▸ The task
List every line in this data where the string "text" occurs.

Saved entries
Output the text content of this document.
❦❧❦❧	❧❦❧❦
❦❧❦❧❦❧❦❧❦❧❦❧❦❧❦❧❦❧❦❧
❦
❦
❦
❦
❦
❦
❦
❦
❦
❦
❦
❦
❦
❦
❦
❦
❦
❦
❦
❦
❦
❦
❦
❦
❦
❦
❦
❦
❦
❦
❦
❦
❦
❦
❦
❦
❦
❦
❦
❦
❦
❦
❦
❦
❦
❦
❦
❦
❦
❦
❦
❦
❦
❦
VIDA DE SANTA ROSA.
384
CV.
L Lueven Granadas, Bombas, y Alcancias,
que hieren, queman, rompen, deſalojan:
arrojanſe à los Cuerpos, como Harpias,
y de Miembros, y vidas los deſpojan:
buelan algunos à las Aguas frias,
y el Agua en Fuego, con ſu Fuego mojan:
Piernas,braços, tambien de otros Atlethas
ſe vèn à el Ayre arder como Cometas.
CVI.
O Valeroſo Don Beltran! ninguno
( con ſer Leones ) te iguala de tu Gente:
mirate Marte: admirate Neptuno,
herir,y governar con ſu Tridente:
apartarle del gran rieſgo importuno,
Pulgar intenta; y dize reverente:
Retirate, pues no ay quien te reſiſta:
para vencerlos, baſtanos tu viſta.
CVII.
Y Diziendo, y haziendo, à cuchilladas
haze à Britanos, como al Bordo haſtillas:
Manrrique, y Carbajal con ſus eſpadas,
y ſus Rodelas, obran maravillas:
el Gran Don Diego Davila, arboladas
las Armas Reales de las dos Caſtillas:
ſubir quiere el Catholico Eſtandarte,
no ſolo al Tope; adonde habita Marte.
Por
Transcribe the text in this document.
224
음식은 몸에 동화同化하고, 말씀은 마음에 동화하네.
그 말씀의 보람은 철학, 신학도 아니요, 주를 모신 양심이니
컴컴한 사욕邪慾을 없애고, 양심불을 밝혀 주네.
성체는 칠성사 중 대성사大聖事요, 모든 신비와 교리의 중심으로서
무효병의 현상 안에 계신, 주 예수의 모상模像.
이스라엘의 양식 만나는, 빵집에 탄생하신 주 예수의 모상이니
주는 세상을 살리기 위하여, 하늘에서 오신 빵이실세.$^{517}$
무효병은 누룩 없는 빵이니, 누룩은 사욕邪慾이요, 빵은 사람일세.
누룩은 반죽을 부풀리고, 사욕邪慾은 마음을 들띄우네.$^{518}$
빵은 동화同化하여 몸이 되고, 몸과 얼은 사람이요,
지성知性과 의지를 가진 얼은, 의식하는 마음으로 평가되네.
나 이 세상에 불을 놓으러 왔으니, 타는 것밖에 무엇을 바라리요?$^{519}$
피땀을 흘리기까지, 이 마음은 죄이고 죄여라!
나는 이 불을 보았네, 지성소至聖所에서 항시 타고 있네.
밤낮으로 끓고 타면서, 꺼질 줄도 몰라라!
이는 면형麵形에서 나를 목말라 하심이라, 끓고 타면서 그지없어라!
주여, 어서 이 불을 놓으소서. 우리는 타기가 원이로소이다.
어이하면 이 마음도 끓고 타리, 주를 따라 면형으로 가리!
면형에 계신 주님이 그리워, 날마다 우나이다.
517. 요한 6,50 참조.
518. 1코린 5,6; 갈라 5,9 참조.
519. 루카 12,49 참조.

▸ Exercise answer
Output the text content of this document.
Transcribe the text in this document.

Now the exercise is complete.